[Set task]
Find the lines holding the word "screenshot" and collect them.

[Dataset records on visual material]
##############################
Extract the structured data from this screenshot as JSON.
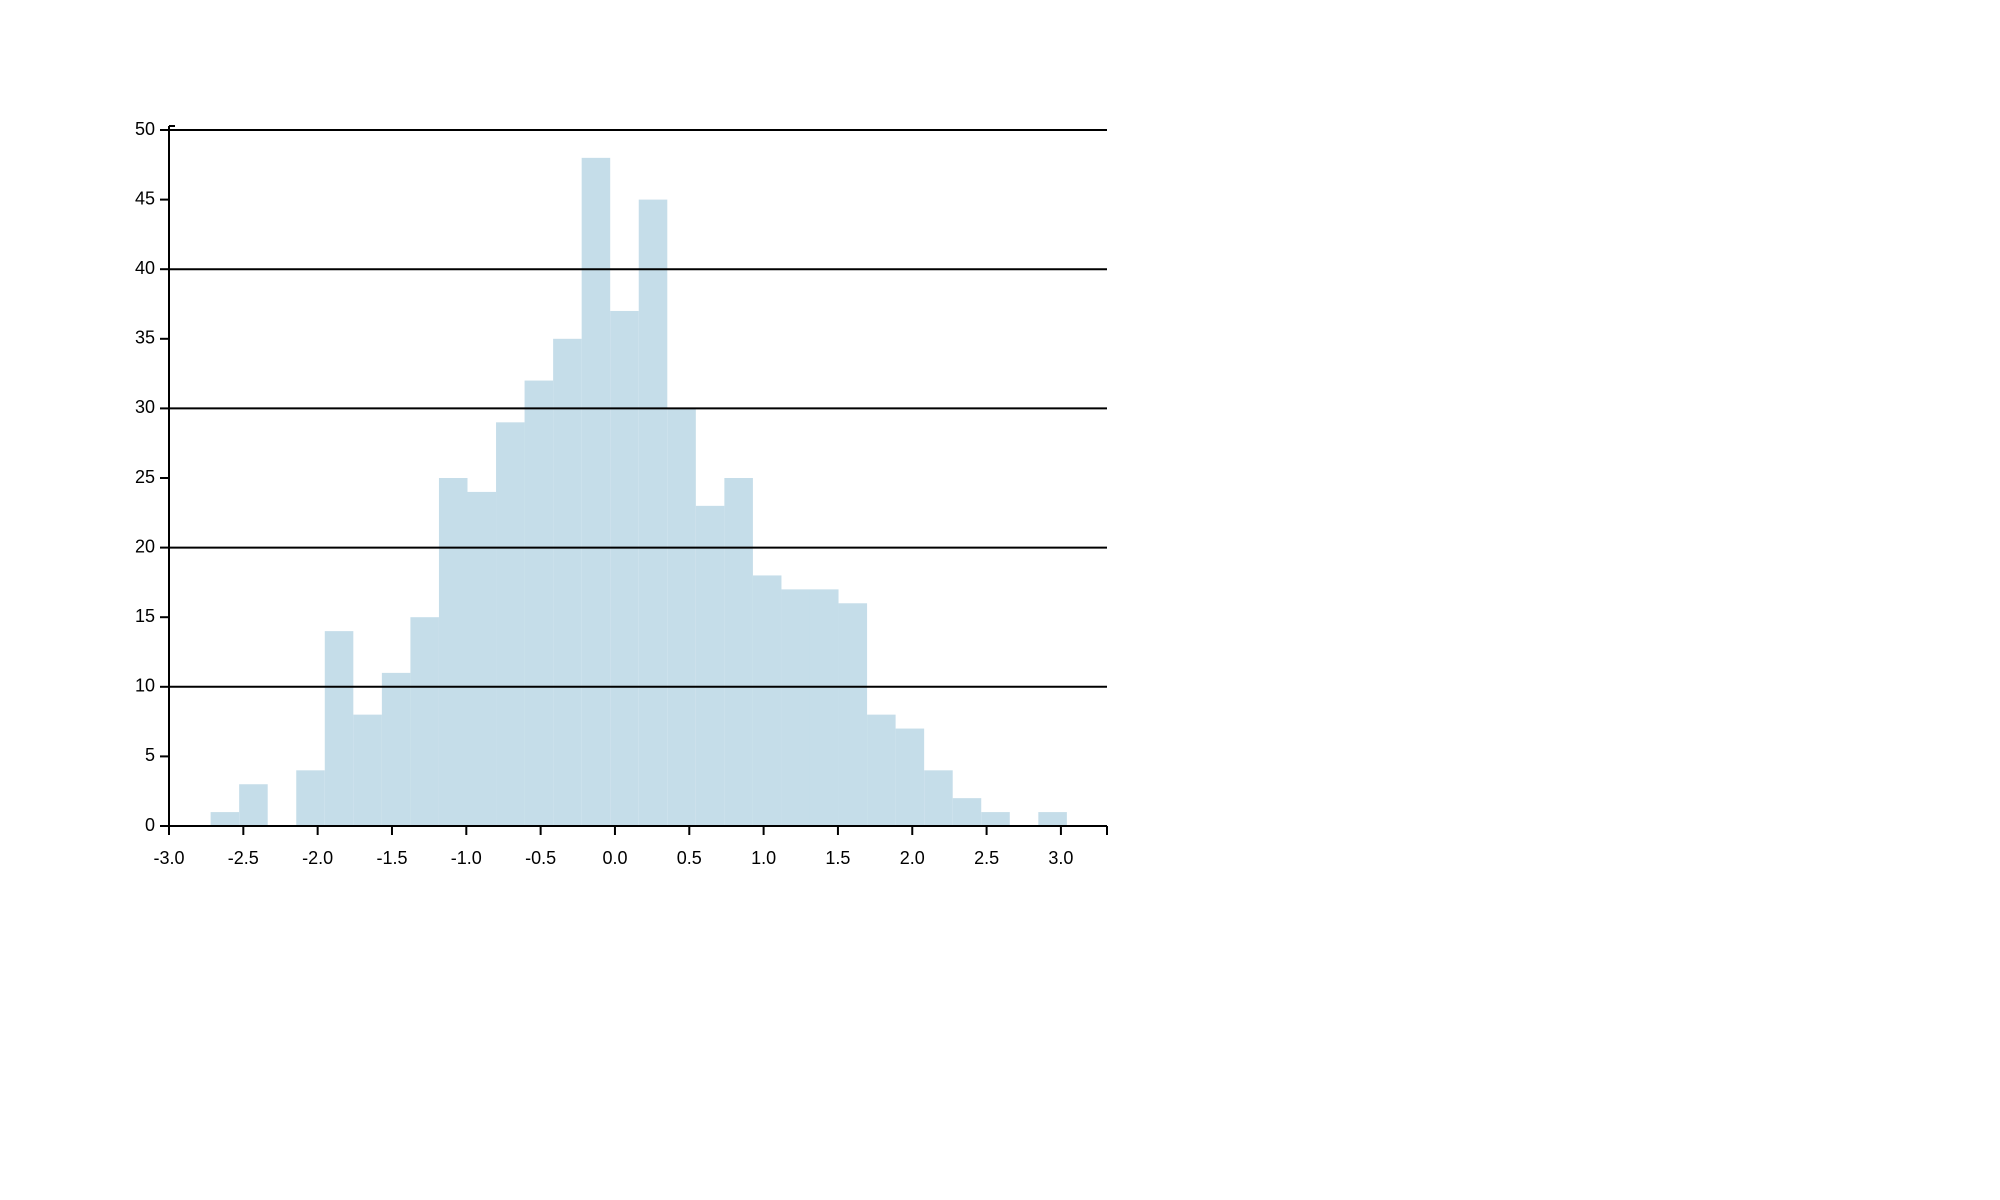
{
  "chart_data": {
    "type": "histogram",
    "bins": [
      -2.72,
      -2.528,
      -2.336,
      -2.144,
      -1.952,
      -1.76,
      -1.568,
      -1.376,
      -1.184,
      -0.992,
      -0.8,
      -0.608,
      -0.416,
      -0.224,
      -0.032,
      0.16,
      0.352,
      0.544,
      0.736,
      0.928,
      1.12,
      1.312,
      1.504,
      1.696,
      1.888,
      2.08,
      2.272,
      2.464,
      2.656,
      2.848,
      3.04
    ],
    "values": [
      1,
      3,
      0,
      4,
      14,
      8,
      11,
      15,
      25,
      24,
      29,
      32,
      35,
      48,
      37,
      45,
      30,
      23,
      25,
      18,
      17,
      17,
      16,
      8,
      7,
      4,
      2,
      1,
      0,
      1
    ],
    "color": "#c5dde9",
    "xlim": [
      -3.0,
      3.31
    ],
    "xticks": [
      {
        "value": -3,
        "label": "-3.0"
      },
      -2.5,
      {
        "value": -2,
        "label": "-2.0"
      },
      -1.5,
      {
        "value": -1,
        "label": "-1.0"
      },
      -0.5,
      {
        "value": 0,
        "label": "0.0"
      },
      0.5,
      {
        "value": 1,
        "label": "1.0"
      },
      1.5,
      {
        "value": 2,
        "label": "2.0"
      },
      2.5,
      {
        "value": 3,
        "label": "3.0"
      }
    ],
    "ylim": [
      0,
      50
    ],
    "yticks": [
      0,
      5,
      10,
      15,
      20,
      25,
      30,
      35,
      40,
      45,
      50
    ],
    "ygrid": [
      10,
      20,
      30,
      40,
      50
    ]
  }
}
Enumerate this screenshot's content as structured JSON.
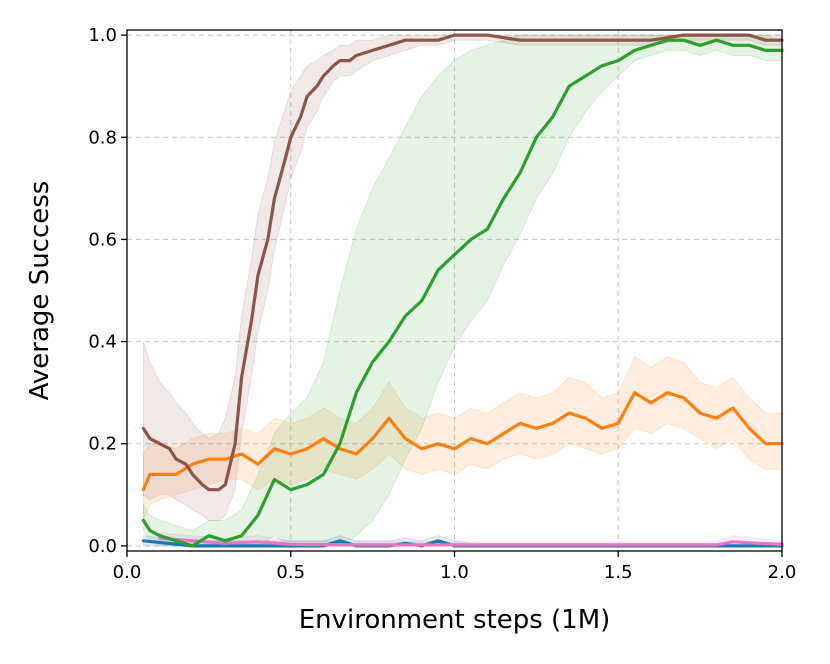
{
  "chart_data": {
    "type": "line",
    "title": "",
    "xlabel": "Environment steps (1M)",
    "ylabel": "Average Success",
    "xlim": [
      0.0,
      2.0
    ],
    "ylim": [
      -0.01,
      1.01
    ],
    "xticks": [
      "0.0",
      "0.5",
      "1.0",
      "1.5",
      "2.0"
    ],
    "yticks": [
      "0.0",
      "0.2",
      "0.4",
      "0.6",
      "0.8",
      "1.0"
    ],
    "grid": true,
    "legend": "none",
    "series": [
      {
        "color": "#1f77b4",
        "x": [
          0.05,
          0.2,
          0.4,
          0.6,
          0.65,
          0.7,
          0.8,
          0.85,
          0.9,
          0.95,
          1.0,
          1.1,
          1.3,
          1.5,
          1.7,
          1.9,
          2.0
        ],
        "y": [
          0.01,
          0.0,
          0.0,
          0.0,
          0.01,
          0.0,
          0.0,
          0.005,
          0.0,
          0.01,
          0.0,
          0.0,
          0.0,
          0.0,
          0.0,
          0.0,
          0.0
        ],
        "lower": [
          0.0,
          0.0,
          0.0,
          0.0,
          0.0,
          0.0,
          0.0,
          0.0,
          0.0,
          0.0,
          0.0,
          0.0,
          0.0,
          0.0,
          0.0,
          0.0,
          0.0
        ],
        "upper": [
          0.02,
          0.01,
          0.01,
          0.01,
          0.02,
          0.01,
          0.01,
          0.015,
          0.01,
          0.02,
          0.01,
          0.0,
          0.0,
          0.0,
          0.0,
          0.0,
          0.0
        ]
      },
      {
        "color": "#e377c2",
        "x": [
          0.1,
          0.2,
          0.3,
          0.4,
          0.5,
          0.7,
          0.9,
          1.1,
          1.3,
          1.5,
          1.7,
          1.8,
          1.85,
          1.9,
          2.0
        ],
        "y": [
          0.015,
          0.01,
          0.005,
          0.008,
          0.003,
          0.002,
          0.002,
          0.002,
          0.002,
          0.002,
          0.002,
          0.002,
          0.008,
          0.006,
          0.003
        ],
        "lower": [
          0.005,
          0.0,
          0.0,
          0.0,
          0.0,
          0.0,
          0.0,
          0.0,
          0.0,
          0.0,
          0.0,
          0.0,
          0.0,
          0.0,
          0.0
        ],
        "upper": [
          0.025,
          0.02,
          0.015,
          0.02,
          0.01,
          0.008,
          0.008,
          0.008,
          0.008,
          0.008,
          0.008,
          0.008,
          0.02,
          0.016,
          0.01
        ]
      },
      {
        "color": "#ff7f0e",
        "x": [
          0.05,
          0.07,
          0.1,
          0.15,
          0.2,
          0.25,
          0.3,
          0.35,
          0.4,
          0.45,
          0.5,
          0.55,
          0.6,
          0.65,
          0.7,
          0.75,
          0.8,
          0.85,
          0.9,
          0.95,
          1.0,
          1.05,
          1.1,
          1.15,
          1.2,
          1.25,
          1.3,
          1.35,
          1.4,
          1.45,
          1.5,
          1.55,
          1.6,
          1.65,
          1.7,
          1.75,
          1.8,
          1.85,
          1.9,
          1.95,
          2.0
        ],
        "y": [
          0.11,
          0.14,
          0.14,
          0.14,
          0.16,
          0.17,
          0.17,
          0.18,
          0.16,
          0.19,
          0.18,
          0.19,
          0.21,
          0.19,
          0.18,
          0.21,
          0.25,
          0.21,
          0.19,
          0.2,
          0.19,
          0.21,
          0.2,
          0.22,
          0.24,
          0.23,
          0.24,
          0.26,
          0.25,
          0.23,
          0.24,
          0.3,
          0.28,
          0.3,
          0.29,
          0.26,
          0.25,
          0.27,
          0.23,
          0.2,
          0.2
        ],
        "lower": [
          0.05,
          0.08,
          0.09,
          0.1,
          0.11,
          0.12,
          0.13,
          0.13,
          0.11,
          0.13,
          0.12,
          0.13,
          0.15,
          0.14,
          0.13,
          0.15,
          0.18,
          0.15,
          0.14,
          0.15,
          0.14,
          0.16,
          0.15,
          0.17,
          0.18,
          0.17,
          0.18,
          0.2,
          0.19,
          0.18,
          0.19,
          0.23,
          0.22,
          0.24,
          0.23,
          0.21,
          0.19,
          0.21,
          0.17,
          0.15,
          0.15
        ],
        "upper": [
          0.18,
          0.2,
          0.2,
          0.19,
          0.21,
          0.22,
          0.22,
          0.23,
          0.22,
          0.25,
          0.24,
          0.25,
          0.27,
          0.25,
          0.24,
          0.27,
          0.32,
          0.27,
          0.25,
          0.26,
          0.25,
          0.27,
          0.26,
          0.28,
          0.3,
          0.29,
          0.3,
          0.33,
          0.32,
          0.29,
          0.3,
          0.37,
          0.35,
          0.37,
          0.36,
          0.32,
          0.31,
          0.33,
          0.29,
          0.26,
          0.26
        ]
      },
      {
        "color": "#2ca02c",
        "x": [
          0.05,
          0.07,
          0.1,
          0.15,
          0.2,
          0.25,
          0.3,
          0.35,
          0.4,
          0.45,
          0.5,
          0.55,
          0.6,
          0.65,
          0.7,
          0.75,
          0.8,
          0.85,
          0.9,
          0.95,
          1.0,
          1.05,
          1.1,
          1.15,
          1.2,
          1.25,
          1.3,
          1.35,
          1.4,
          1.45,
          1.5,
          1.55,
          1.6,
          1.65,
          1.7,
          1.75,
          1.8,
          1.85,
          1.9,
          1.95,
          2.0
        ],
        "y": [
          0.05,
          0.03,
          0.02,
          0.01,
          0.0,
          0.02,
          0.01,
          0.02,
          0.06,
          0.13,
          0.11,
          0.12,
          0.14,
          0.2,
          0.3,
          0.36,
          0.4,
          0.45,
          0.48,
          0.54,
          0.57,
          0.6,
          0.62,
          0.68,
          0.73,
          0.8,
          0.84,
          0.9,
          0.92,
          0.94,
          0.95,
          0.97,
          0.98,
          0.99,
          0.99,
          0.98,
          0.99,
          0.98,
          0.98,
          0.97,
          0.97
        ],
        "lower": [
          0.03,
          0.01,
          0.0,
          0.0,
          0.0,
          0.0,
          0.0,
          0.0,
          0.0,
          0.02,
          0.0,
          0.0,
          0.0,
          0.0,
          0.02,
          0.05,
          0.1,
          0.17,
          0.23,
          0.32,
          0.39,
          0.44,
          0.48,
          0.55,
          0.61,
          0.68,
          0.73,
          0.8,
          0.85,
          0.89,
          0.92,
          0.95,
          0.96,
          0.97,
          0.97,
          0.96,
          0.97,
          0.96,
          0.96,
          0.95,
          0.95
        ],
        "upper": [
          0.08,
          0.06,
          0.05,
          0.04,
          0.03,
          0.05,
          0.05,
          0.07,
          0.14,
          0.22,
          0.26,
          0.29,
          0.36,
          0.5,
          0.62,
          0.7,
          0.76,
          0.82,
          0.88,
          0.92,
          0.95,
          0.97,
          0.98,
          0.99,
          1.0,
          1.0,
          1.0,
          1.0,
          1.0,
          1.0,
          1.0,
          1.0,
          1.0,
          1.0,
          1.0,
          1.0,
          1.0,
          1.0,
          1.0,
          1.0,
          0.99
        ]
      },
      {
        "color": "#8c564b",
        "x": [
          0.05,
          0.07,
          0.1,
          0.13,
          0.15,
          0.18,
          0.2,
          0.23,
          0.25,
          0.28,
          0.3,
          0.33,
          0.35,
          0.38,
          0.4,
          0.43,
          0.45,
          0.48,
          0.5,
          0.53,
          0.55,
          0.58,
          0.6,
          0.63,
          0.65,
          0.68,
          0.7,
          0.75,
          0.8,
          0.85,
          0.9,
          0.95,
          1.0,
          1.05,
          1.1,
          1.2,
          1.3,
          1.4,
          1.5,
          1.6,
          1.7,
          1.8,
          1.9,
          1.95,
          2.0
        ],
        "y": [
          0.23,
          0.21,
          0.2,
          0.19,
          0.17,
          0.16,
          0.14,
          0.12,
          0.11,
          0.11,
          0.12,
          0.2,
          0.33,
          0.44,
          0.53,
          0.6,
          0.68,
          0.75,
          0.8,
          0.84,
          0.88,
          0.9,
          0.92,
          0.94,
          0.95,
          0.95,
          0.96,
          0.97,
          0.98,
          0.99,
          0.99,
          0.99,
          1.0,
          1.0,
          1.0,
          0.99,
          0.99,
          0.99,
          0.99,
          0.99,
          1.0,
          1.0,
          1.0,
          0.99,
          0.99
        ],
        "lower": [
          0.1,
          0.09,
          0.1,
          0.1,
          0.09,
          0.08,
          0.07,
          0.06,
          0.05,
          0.05,
          0.06,
          0.11,
          0.22,
          0.33,
          0.42,
          0.5,
          0.58,
          0.66,
          0.72,
          0.77,
          0.82,
          0.85,
          0.88,
          0.91,
          0.92,
          0.92,
          0.93,
          0.95,
          0.96,
          0.97,
          0.98,
          0.98,
          0.99,
          0.99,
          0.99,
          0.98,
          0.98,
          0.98,
          0.98,
          0.98,
          0.99,
          0.99,
          0.99,
          0.98,
          0.98
        ],
        "upper": [
          0.4,
          0.36,
          0.32,
          0.3,
          0.28,
          0.26,
          0.24,
          0.22,
          0.21,
          0.22,
          0.25,
          0.33,
          0.45,
          0.56,
          0.65,
          0.72,
          0.79,
          0.85,
          0.89,
          0.92,
          0.94,
          0.95,
          0.96,
          0.97,
          0.98,
          0.98,
          0.99,
          0.99,
          1.0,
          1.0,
          1.0,
          1.0,
          1.0,
          1.0,
          1.0,
          1.0,
          1.0,
          1.0,
          1.0,
          1.0,
          1.0,
          1.0,
          1.0,
          1.0,
          1.0
        ]
      }
    ]
  }
}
##############################
[Answer in full]
Extract the structured data from this screenshot as JSON.
Enumerate this screenshot's content as structured JSON.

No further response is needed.